▸ **Task prompt**: Copy each line of the entries that contains the word "placeholder".

▸ **Lines of data**:
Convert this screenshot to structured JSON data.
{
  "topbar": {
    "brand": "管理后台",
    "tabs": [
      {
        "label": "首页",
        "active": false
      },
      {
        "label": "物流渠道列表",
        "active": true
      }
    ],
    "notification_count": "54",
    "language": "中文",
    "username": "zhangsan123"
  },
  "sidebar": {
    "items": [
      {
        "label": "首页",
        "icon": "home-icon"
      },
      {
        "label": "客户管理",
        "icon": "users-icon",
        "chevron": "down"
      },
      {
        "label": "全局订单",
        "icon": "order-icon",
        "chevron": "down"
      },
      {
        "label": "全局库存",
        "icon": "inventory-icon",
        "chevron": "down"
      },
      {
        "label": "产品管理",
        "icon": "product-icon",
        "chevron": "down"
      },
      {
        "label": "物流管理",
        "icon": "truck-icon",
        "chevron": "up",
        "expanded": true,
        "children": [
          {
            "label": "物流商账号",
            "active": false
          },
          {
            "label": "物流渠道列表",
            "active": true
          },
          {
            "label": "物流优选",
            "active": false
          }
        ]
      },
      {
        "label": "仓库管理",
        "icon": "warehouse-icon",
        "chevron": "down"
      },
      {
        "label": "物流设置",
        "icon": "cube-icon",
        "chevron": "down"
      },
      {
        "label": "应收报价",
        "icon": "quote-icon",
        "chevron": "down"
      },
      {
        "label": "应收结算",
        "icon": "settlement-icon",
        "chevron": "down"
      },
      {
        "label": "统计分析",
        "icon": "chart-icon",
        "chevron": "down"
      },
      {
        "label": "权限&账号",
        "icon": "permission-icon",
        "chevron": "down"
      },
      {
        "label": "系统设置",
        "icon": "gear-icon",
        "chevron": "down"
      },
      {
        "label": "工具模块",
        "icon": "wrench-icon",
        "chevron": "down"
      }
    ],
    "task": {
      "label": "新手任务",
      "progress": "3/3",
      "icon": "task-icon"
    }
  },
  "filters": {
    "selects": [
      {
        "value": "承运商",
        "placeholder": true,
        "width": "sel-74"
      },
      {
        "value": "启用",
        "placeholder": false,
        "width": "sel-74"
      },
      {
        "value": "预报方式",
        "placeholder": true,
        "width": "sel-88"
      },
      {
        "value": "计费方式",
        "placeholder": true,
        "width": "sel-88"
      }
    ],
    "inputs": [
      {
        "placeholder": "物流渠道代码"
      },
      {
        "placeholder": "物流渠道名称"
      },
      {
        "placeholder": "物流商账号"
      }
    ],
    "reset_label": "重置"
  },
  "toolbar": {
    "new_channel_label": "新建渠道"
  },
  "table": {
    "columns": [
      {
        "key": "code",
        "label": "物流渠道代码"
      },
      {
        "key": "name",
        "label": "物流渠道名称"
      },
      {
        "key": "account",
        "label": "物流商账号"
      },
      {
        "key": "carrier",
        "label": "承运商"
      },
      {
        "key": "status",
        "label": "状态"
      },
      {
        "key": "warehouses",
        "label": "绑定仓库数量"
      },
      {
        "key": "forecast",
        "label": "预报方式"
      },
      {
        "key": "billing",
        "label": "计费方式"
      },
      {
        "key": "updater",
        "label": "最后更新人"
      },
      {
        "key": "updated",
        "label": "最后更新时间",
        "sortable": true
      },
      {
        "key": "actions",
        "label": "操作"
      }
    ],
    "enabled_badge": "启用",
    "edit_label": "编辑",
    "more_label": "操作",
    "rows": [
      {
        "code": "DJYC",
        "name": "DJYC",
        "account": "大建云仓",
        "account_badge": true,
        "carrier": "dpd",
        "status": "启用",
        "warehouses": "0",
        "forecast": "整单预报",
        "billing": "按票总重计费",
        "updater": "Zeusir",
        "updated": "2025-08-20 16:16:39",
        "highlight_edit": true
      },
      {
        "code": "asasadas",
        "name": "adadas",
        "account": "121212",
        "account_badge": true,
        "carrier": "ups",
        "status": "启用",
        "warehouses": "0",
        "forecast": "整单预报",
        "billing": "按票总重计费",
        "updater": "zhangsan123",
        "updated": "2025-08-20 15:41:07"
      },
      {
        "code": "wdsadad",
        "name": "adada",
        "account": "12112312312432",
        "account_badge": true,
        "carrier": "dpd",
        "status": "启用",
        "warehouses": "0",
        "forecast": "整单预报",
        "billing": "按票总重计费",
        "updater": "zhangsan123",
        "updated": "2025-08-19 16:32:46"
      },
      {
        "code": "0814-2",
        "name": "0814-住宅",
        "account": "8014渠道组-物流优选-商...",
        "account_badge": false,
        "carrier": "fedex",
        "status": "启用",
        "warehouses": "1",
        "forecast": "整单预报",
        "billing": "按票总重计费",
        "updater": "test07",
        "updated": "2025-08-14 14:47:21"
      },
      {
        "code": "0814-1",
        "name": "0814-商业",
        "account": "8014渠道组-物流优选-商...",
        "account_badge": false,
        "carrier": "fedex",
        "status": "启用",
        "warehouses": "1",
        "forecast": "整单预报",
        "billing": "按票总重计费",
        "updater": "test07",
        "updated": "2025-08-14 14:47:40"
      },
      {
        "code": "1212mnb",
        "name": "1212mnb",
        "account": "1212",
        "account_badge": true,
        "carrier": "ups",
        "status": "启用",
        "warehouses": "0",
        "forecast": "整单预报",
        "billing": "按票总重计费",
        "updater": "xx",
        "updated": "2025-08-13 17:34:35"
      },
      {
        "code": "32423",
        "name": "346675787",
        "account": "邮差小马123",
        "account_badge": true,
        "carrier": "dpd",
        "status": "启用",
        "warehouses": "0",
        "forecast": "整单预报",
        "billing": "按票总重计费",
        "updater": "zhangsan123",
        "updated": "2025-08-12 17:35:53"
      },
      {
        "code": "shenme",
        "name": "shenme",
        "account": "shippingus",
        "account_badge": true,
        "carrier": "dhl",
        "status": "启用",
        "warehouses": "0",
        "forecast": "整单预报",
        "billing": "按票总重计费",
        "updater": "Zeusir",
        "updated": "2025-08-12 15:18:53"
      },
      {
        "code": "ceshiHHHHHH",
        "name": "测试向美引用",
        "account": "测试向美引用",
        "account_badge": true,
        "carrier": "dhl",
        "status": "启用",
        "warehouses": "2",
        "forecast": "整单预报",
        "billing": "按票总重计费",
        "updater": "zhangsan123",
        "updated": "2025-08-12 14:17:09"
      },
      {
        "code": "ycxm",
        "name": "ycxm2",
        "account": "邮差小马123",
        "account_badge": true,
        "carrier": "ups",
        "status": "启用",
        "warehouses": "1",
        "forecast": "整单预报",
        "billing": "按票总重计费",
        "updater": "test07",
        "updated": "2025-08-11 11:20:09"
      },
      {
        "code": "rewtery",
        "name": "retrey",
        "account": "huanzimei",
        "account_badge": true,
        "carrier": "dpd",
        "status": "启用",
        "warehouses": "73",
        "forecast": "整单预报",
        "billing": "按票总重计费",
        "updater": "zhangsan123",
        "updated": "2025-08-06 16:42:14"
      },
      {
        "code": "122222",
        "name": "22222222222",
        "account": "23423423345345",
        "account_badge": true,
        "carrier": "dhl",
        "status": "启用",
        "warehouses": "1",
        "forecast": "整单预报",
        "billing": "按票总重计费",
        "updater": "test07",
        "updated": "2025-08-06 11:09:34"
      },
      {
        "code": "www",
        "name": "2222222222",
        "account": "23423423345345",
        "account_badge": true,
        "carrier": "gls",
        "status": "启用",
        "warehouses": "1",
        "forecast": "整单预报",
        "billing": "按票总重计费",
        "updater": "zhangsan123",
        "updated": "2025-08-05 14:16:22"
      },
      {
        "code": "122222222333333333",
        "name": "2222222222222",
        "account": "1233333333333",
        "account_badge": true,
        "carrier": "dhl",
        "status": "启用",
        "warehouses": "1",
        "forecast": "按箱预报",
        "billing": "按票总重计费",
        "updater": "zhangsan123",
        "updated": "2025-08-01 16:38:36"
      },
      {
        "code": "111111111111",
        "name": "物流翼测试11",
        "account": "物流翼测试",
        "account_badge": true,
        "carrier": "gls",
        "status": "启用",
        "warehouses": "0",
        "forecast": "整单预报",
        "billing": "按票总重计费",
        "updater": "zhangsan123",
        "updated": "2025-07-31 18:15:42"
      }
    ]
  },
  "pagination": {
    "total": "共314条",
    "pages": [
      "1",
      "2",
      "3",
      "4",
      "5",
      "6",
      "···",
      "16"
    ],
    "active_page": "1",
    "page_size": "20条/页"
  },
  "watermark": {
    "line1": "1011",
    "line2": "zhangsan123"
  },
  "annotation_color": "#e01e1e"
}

▸ **The solution**:
        "placeholder": true,
        "placeholder": false,
        "placeholder": true,
        "placeholder": true,
        "placeholder": "物流渠道代码"
        "placeholder": "物流渠道名称"
        "placeholder": "物流商账号"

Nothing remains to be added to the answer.